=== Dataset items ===
- - -

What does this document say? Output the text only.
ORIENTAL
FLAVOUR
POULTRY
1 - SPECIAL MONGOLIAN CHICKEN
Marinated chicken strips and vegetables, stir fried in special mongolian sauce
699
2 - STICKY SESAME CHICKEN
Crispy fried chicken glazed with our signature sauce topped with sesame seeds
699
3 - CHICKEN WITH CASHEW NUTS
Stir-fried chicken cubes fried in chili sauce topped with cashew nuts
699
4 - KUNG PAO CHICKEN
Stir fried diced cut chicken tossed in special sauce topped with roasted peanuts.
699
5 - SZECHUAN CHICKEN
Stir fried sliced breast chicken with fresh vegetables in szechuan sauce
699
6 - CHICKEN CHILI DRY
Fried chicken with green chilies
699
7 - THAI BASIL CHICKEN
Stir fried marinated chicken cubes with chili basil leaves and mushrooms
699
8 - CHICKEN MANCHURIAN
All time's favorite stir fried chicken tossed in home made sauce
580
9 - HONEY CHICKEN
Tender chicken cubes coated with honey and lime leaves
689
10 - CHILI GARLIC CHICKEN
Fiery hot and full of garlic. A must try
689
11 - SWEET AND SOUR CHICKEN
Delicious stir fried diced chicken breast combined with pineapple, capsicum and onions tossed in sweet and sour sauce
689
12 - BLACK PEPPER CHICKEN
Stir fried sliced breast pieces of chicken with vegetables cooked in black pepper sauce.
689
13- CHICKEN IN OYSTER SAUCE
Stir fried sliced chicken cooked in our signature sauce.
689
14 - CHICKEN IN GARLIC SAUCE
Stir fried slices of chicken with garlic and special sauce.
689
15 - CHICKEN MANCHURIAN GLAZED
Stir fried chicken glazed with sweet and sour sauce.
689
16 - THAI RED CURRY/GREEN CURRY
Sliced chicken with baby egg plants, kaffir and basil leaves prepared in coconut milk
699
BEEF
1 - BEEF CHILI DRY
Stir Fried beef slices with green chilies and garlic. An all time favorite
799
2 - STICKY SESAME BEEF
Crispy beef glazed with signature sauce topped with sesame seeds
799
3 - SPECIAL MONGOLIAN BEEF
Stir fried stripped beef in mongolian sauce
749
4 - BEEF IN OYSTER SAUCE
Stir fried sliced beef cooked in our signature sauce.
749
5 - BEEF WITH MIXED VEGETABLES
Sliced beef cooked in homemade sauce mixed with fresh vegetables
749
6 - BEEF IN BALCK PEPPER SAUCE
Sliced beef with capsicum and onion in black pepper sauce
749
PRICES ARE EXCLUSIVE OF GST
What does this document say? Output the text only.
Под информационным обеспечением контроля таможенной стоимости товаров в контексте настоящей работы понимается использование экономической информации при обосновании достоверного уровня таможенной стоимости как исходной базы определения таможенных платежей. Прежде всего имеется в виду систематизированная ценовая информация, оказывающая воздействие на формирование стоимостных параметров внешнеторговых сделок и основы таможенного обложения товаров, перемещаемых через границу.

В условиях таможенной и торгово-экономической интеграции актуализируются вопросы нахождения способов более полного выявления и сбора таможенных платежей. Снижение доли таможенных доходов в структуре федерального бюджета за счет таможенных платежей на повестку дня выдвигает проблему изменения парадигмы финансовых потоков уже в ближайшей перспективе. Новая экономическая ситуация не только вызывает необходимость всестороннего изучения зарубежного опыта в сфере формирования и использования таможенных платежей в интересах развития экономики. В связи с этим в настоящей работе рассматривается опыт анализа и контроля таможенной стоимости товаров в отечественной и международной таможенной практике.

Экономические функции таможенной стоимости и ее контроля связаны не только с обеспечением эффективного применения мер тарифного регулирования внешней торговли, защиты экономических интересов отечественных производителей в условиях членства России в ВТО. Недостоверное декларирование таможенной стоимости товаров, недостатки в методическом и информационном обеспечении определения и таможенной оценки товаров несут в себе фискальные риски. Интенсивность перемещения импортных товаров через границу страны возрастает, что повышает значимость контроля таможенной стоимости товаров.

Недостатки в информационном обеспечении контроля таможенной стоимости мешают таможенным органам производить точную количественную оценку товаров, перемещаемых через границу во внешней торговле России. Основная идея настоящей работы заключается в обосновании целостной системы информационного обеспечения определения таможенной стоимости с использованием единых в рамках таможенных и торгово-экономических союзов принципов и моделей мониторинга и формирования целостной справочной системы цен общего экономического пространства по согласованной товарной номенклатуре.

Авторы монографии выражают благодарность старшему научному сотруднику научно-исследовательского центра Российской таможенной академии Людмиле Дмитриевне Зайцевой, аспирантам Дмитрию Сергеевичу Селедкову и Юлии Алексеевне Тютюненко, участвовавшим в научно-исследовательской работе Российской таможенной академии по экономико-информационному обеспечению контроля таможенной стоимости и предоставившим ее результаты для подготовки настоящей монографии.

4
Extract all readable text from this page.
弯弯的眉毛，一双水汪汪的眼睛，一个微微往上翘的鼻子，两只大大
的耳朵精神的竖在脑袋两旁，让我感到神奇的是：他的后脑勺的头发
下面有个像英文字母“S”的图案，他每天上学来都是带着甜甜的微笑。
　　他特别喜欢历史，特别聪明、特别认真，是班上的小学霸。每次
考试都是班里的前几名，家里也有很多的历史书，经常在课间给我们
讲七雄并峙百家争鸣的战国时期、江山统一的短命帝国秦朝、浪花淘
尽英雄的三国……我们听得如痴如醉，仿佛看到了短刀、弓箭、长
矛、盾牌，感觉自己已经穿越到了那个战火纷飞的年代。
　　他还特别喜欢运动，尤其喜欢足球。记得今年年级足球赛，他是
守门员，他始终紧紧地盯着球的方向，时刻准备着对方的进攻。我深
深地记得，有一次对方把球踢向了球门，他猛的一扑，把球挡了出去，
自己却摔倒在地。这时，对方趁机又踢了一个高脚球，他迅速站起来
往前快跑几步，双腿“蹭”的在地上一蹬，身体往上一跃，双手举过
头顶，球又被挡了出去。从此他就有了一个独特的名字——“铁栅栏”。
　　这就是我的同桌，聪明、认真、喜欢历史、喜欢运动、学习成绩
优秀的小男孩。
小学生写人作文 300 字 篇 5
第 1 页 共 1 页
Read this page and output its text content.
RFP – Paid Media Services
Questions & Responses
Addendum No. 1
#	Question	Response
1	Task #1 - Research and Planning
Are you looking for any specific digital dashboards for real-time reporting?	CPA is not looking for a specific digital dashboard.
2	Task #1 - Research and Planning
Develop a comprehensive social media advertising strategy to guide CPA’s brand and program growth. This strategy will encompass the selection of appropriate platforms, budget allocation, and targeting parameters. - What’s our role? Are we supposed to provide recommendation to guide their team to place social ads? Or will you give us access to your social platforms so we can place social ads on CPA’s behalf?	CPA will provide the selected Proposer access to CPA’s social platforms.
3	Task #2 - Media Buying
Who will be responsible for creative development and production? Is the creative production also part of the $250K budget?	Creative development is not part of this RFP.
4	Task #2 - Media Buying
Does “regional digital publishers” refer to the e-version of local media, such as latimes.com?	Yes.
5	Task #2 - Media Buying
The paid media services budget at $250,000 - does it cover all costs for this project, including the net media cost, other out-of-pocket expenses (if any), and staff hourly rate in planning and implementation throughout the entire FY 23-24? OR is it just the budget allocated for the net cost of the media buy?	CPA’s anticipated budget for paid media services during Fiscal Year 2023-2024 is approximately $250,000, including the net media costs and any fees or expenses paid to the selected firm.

- - -

=== INSTRUCTIONS TO FOLLOW ===
Give an exact copy of all the data shown above.

=== RESPONSE TO THE EXERCISE ===
What does this document say? Output the text only.
ORIENTAL
FLAVOUR
POULTRY
1 - SPECIAL MONGOLIAN CHICKEN
Marinated chicken strips and vegetables, stir fried in special mongolian sauce
699
2 - STICKY SESAME CHICKEN
Crispy fried chicken glazed with our signature sauce topped with sesame seeds
699
3 - CHICKEN WITH CASHEW NUTS
Stir-fried chicken cubes fried in chili sauce topped with cashew nuts
699
4 - KUNG PAO CHICKEN
Stir fried diced cut chicken tossed in special sauce topped with roasted peanuts.
699
5 - SZECHUAN CHICKEN
Stir fried sliced breast chicken with fresh vegetables in szechuan sauce
699
6 - CHICKEN CHILI DRY
Fried chicken with green chilies
699
7 - THAI BASIL CHICKEN
Stir fried marinated chicken cubes with chili basil leaves and mushrooms
699
8 - CHICKEN MANCHURIAN
All time's favorite stir fried chicken tossed in home made sauce
580
9 - HONEY CHICKEN
Tender chicken cubes coated with honey and lime leaves
689
10 - CHILI GARLIC CHICKEN
Fiery hot and full of garlic. A must try
689
11 - SWEET AND SOUR CHICKEN
Delicious stir fried diced chicken breast combined with pineapple, capsicum and onions tossed in sweet and sour sauce
689
12 - BLACK PEPPER CHICKEN
Stir fried sliced breast pieces of chicken with vegetables cooked in black pepper sauce.
689
13- CHICKEN IN OYSTER SAUCE
Stir fried sliced chicken cooked in our signature sauce.
689
14 - CHICKEN IN GARLIC SAUCE
Stir fried slices of chicken with garlic and special sauce.
689
15 - CHICKEN MANCHURIAN GLAZED
Stir fried chicken glazed with sweet and sour sauce.
689
16 - THAI RED CURRY/GREEN CURRY
Sliced chicken with baby egg plants, kaffir and basil leaves prepared in coconut milk
699
BEEF
1 - BEEF CHILI DRY
Stir Fried beef slices with green chilies and garlic. An all time favorite
799
2 - STICKY SESAME BEEF
Crispy beef glazed with signature sauce topped with sesame seeds
799
3 - SPECIAL MONGOLIAN BEEF
Stir fried stripped beef in mongolian sauce
749
4 - BEEF IN OYSTER SAUCE
Stir fried sliced beef cooked in our signature sauce.
749
5 - BEEF WITH MIXED VEGETABLES
Sliced beef cooked in homemade sauce mixed with fresh vegetables
749
6 - BEEF IN BALCK PEPPER SAUCE
Sliced beef with capsicum and onion in black pepper sauce
749
PRICES ARE EXCLUSIVE OF GST
What does this document say? Output the text only.
Под информационным обеспечением контроля таможенной стоимости товаров в контексте настоящей работы понимается использование экономической информации при обосновании достоверного уровня таможенной стоимости как исходной базы определения таможенных платежей. Прежде всего имеется в виду систематизированная ценовая информация, оказывающая воздействие на формирование стоимостных параметров внешнеторговых сделок и основы таможенного обложения товаров, перемещаемых через границу.

В условиях таможенной и торгово-экономической интеграции актуализируются вопросы нахождения способов более полного выявления и сбора таможенных платежей. Снижение доли таможенных доходов в структуре федерального бюджета за счет таможенных платежей на повестку дня выдвигает проблему изменения парадигмы финансовых потоков уже в ближайшей перспективе. Новая экономическая ситуация не только вызывает необходимость всестороннего изучения зарубежного опыта в сфере формирования и использования таможенных платежей в интересах развития экономики. В связи с этим в настоящей работе рассматривается опыт анализа и контроля таможенной стоимости товаров в отечественной и международной таможенной практике.

Экономические функции таможенной стоимости и ее контроля связаны не только с обеспечением эффективного применения мер тарифного регулирования внешней торговли, защиты экономических интересов отечественных производителей в условиях членства России в ВТО. Недостоверное декларирование таможенной стоимости товаров, недостатки в методическом и информационном обеспечении определения и таможенной оценки товаров несут в себе фискальные риски. Интенсивность перемещения импортных товаров через границу страны возрастает, что повышает значимость контроля таможенной стоимости товаров.

Недостатки в информационном обеспечении контроля таможенной стоимости мешают таможенным органам производить точную количественную оценку товаров, перемещаемых через границу во внешней торговле России. Основная идея настоящей работы заключается в обосновании целостной системы информационного обеспечения определения таможенной стоимости с использованием единых в рамках таможенных и торгово-экономических союзов принципов и моделей мониторинга и формирования целостной справочной системы цен общего экономического пространства по согласованной товарной номенклатуре.

Авторы монографии выражают благодарность старшему научному сотруднику научно-исследовательского центра Российской таможенной академии Людмиле Дмитриевне Зайцевой, аспирантам Дмитрию Сергеевичу Селедкову и Юлии Алексеевне Тютюненко, участвовавшим в научно-исследовательской работе Российской таможенной академии по экономико-информационному обеспечению контроля таможенной стоимости и предоставившим ее результаты для подготовки настоящей монографии.

4
Extract all readable text from this page.
弯弯的眉毛，一双水汪汪的眼睛，一个微微往上翘的鼻子，两只大大
的耳朵精神的竖在脑袋两旁，让我感到神奇的是：他的后脑勺的头发
下面有个像英文字母“S”的图案，他每天上学来都是带着甜甜的微笑。
　　他特别喜欢历史，特别聪明、特别认真，是班上的小学霸。每次
考试都是班里的前几名，家里也有很多的历史书，经常在课间给我们
讲七雄并峙百家争鸣的战国时期、江山统一的短命帝国秦朝、浪花淘
尽英雄的三国……我们听得如痴如醉，仿佛看到了短刀、弓箭、长
矛、盾牌，感觉自己已经穿越到了那个战火纷飞的年代。
　　他还特别喜欢运动，尤其喜欢足球。记得今年年级足球赛，他是
守门员，他始终紧紧地盯着球的方向，时刻准备着对方的进攻。我深
深地记得，有一次对方把球踢向了球门，他猛的一扑，把球挡了出去，
自己却摔倒在地。这时，对方趁机又踢了一个高脚球，他迅速站起来
往前快跑几步，双腿“蹭”的在地上一蹬，身体往上一跃，双手举过
头顶，球又被挡了出去。从此他就有了一个独特的名字——“铁栅栏”。
　　这就是我的同桌，聪明、认真、喜欢历史、喜欢运动、学习成绩
优秀的小男孩。
小学生写人作文 300 字 篇 5
第 1 页 共 1 页
Read this page and output its text content.
RFP – Paid Media Services
Questions & Responses
Addendum No. 1
#	Question	Response
1	Task #1 - Research and Planning
Are you looking for any specific digital dashboards for real-time reporting?	CPA is not looking for a specific digital dashboard.
2	Task #1 - Research and Planning
Develop a comprehensive social media advertising strategy to guide CPA’s brand and program growth. This strategy will encompass the selection of appropriate platforms, budget allocation, and targeting parameters. - What’s our role? Are we supposed to provide recommendation to guide their team to place social ads? Or will you give us access to your social platforms so we can place social ads on CPA’s behalf?	CPA will provide the selected Proposer access to CPA’s social platforms.
3	Task #2 - Media Buying
Who will be responsible for creative development and production? Is the creative production also part of the $250K budget?	Creative development is not part of this RFP.
4	Task #2 - Media Buying
Does “regional digital publishers” refer to the e-version of local media, such as latimes.com?	Yes.
5	Task #2 - Media Buying
The paid media services budget at $250,000 - does it cover all costs for this project, including the net media cost, other out-of-pocket expenses (if any), and staff hourly rate in planning and implementation throughout the entire FY 23-24? OR is it just the budget allocated for the net cost of the media buy?	CPA’s anticipated budget for paid media services during Fiscal Year 2023-2024 is approximately $250,000, including the net media costs and any fees or expenses paid to the selected firm.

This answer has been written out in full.